Count how many lines contain "checked" and reply with that number only.

>>

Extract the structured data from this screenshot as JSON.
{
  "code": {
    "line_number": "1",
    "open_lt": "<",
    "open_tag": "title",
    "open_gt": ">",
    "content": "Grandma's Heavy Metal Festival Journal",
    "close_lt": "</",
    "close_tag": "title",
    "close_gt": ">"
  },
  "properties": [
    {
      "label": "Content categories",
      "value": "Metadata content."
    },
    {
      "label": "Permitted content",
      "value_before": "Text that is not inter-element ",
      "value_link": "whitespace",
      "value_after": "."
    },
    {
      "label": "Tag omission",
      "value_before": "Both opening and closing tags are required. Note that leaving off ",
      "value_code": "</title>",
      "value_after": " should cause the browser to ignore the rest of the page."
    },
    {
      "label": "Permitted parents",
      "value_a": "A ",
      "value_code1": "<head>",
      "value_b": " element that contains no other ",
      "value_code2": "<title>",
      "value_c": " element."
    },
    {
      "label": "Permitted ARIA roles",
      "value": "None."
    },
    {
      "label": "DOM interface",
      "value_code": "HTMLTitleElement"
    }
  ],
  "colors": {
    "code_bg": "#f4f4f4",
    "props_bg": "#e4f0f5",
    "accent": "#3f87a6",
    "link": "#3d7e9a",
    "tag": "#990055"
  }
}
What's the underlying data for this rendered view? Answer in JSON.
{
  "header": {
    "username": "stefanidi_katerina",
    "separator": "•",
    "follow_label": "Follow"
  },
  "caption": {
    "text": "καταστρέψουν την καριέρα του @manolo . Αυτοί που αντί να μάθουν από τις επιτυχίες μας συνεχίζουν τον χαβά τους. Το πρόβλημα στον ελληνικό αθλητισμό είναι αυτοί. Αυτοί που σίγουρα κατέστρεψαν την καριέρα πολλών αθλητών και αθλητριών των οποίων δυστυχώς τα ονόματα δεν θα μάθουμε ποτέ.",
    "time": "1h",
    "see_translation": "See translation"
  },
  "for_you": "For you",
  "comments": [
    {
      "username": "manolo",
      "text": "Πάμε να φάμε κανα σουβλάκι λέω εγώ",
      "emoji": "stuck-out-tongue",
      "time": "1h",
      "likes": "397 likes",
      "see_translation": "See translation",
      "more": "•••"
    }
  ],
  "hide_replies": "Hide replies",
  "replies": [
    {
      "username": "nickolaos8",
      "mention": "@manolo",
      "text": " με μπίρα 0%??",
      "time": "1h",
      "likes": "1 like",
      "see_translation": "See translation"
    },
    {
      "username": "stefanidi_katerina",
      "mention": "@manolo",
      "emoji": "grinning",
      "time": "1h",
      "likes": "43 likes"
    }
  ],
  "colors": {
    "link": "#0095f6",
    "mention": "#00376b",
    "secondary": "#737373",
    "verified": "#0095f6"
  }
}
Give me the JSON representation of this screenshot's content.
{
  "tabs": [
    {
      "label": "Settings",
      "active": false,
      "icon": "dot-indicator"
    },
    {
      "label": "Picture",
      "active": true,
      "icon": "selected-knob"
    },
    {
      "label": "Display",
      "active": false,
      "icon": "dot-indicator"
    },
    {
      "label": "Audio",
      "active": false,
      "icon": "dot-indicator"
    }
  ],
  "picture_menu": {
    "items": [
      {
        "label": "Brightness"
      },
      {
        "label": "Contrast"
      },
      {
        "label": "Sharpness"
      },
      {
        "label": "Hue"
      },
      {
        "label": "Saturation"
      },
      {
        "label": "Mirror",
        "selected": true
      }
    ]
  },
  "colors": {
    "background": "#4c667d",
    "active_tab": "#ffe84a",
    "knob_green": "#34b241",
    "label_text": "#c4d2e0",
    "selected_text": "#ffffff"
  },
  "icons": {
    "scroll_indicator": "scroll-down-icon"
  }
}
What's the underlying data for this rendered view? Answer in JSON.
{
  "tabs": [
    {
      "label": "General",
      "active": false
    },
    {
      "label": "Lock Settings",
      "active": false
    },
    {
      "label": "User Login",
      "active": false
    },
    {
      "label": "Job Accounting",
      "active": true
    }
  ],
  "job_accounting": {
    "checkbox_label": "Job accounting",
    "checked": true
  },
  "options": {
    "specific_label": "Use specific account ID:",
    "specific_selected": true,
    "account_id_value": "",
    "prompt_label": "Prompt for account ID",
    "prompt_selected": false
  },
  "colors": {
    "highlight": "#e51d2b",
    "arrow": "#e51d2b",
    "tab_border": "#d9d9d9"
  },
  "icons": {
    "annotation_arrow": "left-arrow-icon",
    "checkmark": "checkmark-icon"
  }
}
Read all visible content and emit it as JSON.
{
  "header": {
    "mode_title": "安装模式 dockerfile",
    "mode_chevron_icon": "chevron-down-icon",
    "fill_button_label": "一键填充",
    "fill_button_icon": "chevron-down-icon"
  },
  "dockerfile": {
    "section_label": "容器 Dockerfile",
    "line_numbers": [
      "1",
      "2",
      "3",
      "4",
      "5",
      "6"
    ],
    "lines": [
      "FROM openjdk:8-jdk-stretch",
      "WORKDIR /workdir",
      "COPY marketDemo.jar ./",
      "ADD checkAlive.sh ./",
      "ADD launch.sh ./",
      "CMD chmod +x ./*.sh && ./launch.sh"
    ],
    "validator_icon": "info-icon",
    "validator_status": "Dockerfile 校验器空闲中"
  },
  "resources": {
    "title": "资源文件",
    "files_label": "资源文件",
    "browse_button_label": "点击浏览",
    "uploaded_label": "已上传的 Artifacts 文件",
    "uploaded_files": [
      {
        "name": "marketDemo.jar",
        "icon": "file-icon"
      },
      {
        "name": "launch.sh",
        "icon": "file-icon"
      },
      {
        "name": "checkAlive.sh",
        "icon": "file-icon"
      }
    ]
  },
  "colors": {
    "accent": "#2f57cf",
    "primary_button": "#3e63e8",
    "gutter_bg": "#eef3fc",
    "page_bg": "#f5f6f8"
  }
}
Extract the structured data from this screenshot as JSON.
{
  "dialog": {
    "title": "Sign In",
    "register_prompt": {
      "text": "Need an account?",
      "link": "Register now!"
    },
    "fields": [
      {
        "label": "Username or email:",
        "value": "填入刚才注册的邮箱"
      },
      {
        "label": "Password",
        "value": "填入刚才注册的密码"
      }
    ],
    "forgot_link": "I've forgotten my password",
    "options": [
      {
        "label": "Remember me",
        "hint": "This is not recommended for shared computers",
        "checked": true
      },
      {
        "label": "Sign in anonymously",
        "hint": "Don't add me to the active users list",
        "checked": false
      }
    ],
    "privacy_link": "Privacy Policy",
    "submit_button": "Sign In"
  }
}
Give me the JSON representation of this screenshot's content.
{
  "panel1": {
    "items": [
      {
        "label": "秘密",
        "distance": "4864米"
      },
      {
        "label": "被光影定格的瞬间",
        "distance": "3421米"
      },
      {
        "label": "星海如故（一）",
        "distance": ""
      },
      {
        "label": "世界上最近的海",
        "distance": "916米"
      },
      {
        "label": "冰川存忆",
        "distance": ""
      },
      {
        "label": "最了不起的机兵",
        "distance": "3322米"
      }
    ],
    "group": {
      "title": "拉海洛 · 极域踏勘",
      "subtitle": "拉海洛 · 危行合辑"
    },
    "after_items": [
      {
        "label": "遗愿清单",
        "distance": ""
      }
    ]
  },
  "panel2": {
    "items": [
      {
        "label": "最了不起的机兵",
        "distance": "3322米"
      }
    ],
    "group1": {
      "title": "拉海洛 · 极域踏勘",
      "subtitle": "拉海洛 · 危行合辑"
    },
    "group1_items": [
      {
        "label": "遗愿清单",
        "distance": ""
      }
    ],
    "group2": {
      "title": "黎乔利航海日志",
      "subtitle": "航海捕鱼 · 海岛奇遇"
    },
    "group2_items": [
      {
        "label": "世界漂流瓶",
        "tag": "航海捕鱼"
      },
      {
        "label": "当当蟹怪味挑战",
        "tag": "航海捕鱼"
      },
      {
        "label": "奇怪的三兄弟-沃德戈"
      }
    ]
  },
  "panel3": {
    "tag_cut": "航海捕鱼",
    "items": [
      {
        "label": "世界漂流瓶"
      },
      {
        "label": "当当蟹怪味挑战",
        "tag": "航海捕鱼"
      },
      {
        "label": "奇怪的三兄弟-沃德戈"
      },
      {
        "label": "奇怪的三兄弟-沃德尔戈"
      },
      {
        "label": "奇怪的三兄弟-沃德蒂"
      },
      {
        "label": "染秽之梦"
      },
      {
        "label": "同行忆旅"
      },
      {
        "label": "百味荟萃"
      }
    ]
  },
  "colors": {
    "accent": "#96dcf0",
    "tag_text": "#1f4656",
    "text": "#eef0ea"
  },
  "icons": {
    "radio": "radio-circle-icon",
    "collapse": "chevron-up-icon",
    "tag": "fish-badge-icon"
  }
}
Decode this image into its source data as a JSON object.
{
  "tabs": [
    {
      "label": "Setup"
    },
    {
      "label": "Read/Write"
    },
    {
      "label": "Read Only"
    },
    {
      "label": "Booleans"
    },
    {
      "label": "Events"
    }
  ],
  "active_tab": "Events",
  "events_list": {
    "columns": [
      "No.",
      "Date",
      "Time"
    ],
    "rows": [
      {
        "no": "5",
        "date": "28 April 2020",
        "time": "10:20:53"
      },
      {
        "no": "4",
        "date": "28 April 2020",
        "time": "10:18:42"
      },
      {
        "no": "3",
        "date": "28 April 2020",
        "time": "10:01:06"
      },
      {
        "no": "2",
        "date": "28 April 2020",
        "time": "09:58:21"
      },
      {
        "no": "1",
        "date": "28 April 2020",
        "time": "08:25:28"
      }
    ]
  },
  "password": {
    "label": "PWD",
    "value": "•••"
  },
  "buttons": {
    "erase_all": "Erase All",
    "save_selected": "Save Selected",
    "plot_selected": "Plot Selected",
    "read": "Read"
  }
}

<<

▸ **Solution**:
3